_Exercise requirements:_ Below are records. Count every line containing the word "icon" and give the number alone.

* * * * * * * * *

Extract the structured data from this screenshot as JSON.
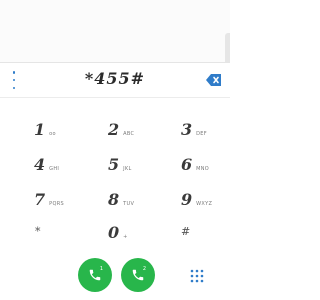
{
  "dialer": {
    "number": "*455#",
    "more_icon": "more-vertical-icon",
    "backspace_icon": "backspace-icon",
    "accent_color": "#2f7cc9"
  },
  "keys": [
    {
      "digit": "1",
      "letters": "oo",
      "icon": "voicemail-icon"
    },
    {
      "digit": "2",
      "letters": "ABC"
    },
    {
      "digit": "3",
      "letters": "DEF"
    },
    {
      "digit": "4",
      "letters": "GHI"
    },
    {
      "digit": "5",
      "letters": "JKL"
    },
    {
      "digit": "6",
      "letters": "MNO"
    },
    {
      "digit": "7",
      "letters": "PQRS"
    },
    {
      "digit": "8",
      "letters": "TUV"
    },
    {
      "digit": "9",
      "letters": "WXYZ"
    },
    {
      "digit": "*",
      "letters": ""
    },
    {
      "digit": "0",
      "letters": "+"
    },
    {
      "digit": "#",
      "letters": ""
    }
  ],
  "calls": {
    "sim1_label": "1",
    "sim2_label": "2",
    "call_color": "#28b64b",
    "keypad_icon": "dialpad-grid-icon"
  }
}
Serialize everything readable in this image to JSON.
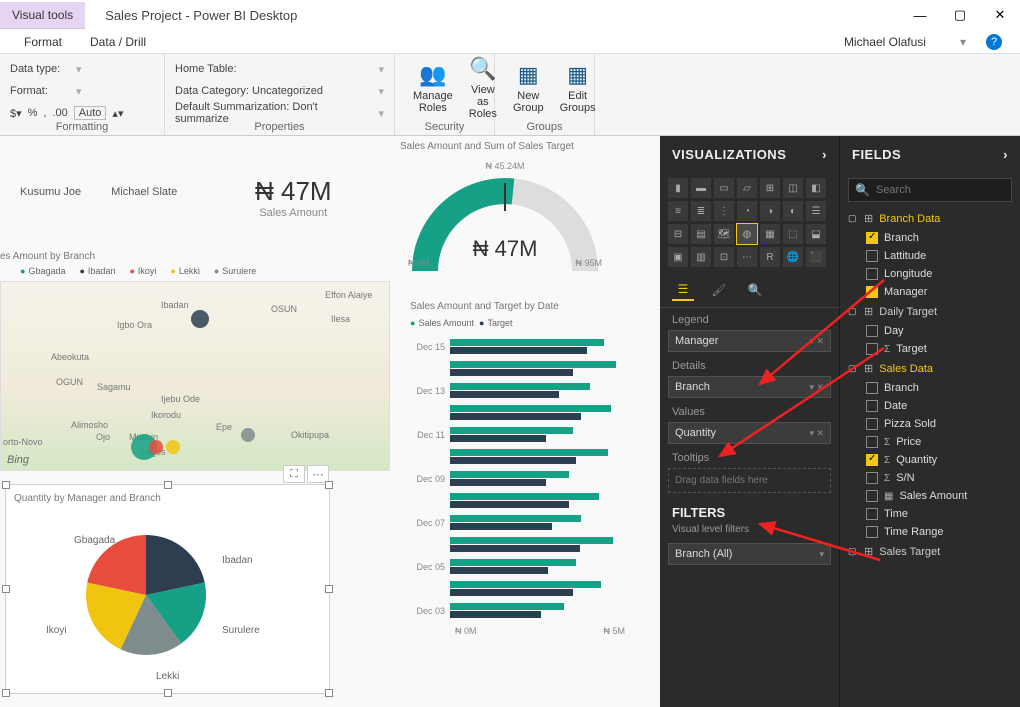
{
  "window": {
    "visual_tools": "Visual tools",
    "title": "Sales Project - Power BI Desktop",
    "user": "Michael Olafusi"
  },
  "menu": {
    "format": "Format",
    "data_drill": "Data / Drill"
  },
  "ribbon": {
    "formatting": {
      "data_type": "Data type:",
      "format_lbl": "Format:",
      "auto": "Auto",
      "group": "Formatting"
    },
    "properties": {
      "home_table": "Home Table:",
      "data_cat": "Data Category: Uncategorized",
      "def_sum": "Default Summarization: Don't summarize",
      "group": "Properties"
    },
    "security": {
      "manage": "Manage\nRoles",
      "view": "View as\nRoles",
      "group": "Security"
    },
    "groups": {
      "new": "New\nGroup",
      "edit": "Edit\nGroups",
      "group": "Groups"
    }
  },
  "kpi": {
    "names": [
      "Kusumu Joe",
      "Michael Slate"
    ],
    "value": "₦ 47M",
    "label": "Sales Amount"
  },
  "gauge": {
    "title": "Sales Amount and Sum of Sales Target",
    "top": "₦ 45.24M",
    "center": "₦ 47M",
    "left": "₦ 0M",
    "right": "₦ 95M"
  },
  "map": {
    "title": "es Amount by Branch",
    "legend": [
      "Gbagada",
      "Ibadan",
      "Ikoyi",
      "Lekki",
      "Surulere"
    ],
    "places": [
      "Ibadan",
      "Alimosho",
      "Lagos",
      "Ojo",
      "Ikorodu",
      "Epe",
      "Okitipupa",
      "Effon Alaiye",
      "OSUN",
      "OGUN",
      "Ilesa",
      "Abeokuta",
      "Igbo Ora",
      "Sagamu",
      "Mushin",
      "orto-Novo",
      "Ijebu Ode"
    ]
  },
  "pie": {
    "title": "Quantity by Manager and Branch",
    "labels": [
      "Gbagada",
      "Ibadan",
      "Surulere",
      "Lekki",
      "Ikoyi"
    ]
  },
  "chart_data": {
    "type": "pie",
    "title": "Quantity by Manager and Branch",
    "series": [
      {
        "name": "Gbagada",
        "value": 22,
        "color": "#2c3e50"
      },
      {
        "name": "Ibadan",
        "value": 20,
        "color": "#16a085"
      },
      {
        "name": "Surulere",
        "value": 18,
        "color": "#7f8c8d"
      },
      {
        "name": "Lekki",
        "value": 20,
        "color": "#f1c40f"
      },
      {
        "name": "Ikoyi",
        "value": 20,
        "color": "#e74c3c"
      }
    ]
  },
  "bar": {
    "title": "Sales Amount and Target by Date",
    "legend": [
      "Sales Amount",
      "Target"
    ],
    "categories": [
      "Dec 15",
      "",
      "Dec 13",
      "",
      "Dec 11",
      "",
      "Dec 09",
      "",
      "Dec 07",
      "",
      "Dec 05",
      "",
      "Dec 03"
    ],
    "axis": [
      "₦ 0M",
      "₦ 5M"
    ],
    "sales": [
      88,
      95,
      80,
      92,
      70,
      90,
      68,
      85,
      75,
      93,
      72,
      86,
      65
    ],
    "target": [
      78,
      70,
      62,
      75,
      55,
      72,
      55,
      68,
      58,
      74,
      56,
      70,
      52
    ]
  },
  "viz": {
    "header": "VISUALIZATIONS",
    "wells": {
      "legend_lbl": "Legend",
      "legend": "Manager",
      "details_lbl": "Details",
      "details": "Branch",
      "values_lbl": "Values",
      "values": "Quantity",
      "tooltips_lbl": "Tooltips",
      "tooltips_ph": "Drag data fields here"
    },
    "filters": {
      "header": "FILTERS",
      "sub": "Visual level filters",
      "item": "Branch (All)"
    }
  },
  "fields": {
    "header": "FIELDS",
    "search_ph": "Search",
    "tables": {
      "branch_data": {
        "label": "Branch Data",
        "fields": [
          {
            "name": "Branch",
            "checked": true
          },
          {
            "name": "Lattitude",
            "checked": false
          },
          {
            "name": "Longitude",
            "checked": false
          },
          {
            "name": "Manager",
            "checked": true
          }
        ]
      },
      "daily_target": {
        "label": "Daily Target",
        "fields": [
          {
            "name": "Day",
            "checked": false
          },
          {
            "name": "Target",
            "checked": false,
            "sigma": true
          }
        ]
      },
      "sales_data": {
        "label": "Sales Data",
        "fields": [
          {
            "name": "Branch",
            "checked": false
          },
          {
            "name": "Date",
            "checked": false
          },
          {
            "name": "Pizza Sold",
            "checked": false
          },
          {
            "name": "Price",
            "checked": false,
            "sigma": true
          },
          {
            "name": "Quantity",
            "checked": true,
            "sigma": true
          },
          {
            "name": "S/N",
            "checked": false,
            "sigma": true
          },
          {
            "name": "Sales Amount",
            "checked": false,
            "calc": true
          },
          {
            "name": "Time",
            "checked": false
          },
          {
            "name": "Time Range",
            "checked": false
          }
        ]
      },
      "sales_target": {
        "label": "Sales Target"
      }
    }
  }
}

* * * * * * * * *

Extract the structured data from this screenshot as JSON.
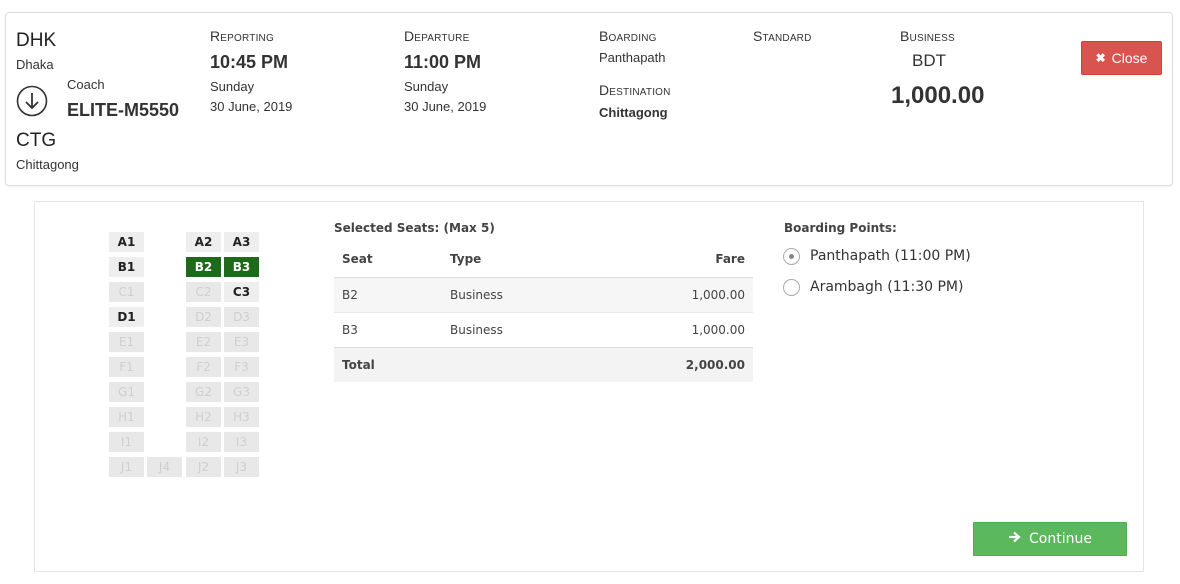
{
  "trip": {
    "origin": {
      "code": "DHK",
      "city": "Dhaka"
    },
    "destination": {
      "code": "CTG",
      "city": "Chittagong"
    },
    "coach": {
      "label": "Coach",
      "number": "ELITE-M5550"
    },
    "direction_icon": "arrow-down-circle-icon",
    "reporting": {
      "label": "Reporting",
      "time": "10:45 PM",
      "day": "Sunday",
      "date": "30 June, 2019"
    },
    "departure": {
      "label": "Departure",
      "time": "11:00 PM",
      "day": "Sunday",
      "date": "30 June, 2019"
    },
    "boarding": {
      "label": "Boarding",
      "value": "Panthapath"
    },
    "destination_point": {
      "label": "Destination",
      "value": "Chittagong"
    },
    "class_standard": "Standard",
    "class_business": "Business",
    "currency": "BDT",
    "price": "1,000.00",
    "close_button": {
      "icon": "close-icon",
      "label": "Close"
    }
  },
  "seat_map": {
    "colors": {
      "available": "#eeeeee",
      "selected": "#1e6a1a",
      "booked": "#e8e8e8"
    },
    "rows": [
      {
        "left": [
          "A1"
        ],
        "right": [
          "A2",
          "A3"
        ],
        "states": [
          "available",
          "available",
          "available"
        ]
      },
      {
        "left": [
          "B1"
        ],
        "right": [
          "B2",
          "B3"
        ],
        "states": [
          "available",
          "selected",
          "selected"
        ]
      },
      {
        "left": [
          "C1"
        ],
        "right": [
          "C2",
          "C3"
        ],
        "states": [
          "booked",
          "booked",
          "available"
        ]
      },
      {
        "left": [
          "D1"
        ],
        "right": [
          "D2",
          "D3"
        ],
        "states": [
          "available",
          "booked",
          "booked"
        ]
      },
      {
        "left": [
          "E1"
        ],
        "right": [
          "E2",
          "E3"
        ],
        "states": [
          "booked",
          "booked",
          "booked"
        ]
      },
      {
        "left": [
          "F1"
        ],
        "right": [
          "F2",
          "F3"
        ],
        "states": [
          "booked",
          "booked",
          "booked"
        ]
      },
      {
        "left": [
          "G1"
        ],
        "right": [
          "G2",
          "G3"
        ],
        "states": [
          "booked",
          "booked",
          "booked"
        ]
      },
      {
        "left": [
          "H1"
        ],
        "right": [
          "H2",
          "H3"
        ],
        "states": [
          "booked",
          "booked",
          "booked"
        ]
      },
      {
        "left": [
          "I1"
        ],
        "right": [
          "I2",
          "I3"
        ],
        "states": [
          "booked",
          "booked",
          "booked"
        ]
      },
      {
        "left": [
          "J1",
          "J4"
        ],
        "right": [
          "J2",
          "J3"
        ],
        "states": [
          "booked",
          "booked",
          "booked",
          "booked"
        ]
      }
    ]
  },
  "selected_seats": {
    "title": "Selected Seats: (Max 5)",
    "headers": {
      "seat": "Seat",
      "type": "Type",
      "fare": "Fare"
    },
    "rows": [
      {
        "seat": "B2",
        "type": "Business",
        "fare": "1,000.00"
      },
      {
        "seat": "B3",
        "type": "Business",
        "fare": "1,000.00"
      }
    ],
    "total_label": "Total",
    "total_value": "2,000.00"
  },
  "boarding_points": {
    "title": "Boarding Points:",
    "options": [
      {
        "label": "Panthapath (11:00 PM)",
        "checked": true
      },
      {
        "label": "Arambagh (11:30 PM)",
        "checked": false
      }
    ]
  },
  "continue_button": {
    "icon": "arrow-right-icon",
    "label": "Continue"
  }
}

* * * * * * * * *

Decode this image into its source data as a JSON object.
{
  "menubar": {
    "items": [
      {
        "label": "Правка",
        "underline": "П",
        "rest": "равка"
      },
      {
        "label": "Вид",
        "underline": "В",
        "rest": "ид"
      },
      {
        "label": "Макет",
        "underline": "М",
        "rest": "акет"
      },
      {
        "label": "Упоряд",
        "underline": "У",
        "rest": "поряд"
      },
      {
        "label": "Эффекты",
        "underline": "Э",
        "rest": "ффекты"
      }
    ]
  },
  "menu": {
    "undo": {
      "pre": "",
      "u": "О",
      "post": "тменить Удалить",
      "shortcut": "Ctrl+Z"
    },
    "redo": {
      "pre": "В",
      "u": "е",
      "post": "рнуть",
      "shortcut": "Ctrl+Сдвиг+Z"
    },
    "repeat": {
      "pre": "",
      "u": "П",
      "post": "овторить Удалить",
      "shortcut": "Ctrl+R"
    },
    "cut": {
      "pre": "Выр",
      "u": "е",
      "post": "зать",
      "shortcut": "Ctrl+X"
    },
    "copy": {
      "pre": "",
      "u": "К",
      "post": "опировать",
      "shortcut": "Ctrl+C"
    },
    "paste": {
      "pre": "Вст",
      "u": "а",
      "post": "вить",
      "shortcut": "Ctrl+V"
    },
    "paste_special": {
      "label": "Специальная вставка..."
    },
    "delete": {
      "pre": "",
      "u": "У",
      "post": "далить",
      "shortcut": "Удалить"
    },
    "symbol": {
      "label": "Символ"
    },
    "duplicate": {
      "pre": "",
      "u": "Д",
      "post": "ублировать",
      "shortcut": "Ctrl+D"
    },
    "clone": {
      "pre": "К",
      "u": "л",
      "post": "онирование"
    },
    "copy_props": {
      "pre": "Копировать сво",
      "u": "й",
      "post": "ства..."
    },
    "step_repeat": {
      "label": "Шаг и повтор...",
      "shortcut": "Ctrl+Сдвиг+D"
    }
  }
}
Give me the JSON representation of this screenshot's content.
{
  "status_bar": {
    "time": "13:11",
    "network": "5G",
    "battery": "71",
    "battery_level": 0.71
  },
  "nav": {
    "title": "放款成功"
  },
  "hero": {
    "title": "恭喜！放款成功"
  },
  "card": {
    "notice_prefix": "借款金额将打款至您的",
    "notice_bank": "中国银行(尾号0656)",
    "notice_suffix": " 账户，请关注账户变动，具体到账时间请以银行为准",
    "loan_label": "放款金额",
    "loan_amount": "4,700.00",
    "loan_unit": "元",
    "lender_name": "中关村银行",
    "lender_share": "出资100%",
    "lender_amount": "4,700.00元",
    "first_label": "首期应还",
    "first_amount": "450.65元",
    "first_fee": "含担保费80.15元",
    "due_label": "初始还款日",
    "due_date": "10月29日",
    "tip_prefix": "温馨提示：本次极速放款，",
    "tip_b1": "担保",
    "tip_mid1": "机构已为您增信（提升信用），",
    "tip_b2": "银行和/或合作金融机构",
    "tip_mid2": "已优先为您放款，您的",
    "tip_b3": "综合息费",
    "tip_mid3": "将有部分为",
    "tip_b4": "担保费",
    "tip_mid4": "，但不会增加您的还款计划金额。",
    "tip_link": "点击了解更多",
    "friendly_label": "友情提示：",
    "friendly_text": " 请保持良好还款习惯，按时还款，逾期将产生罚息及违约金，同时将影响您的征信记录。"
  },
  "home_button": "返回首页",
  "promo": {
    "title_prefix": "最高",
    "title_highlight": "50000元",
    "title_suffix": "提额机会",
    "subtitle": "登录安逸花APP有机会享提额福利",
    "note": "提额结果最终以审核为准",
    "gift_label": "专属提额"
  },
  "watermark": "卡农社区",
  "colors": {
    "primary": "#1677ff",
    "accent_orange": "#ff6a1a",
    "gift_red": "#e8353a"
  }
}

* * * * * * * * *

_Full response:_ 7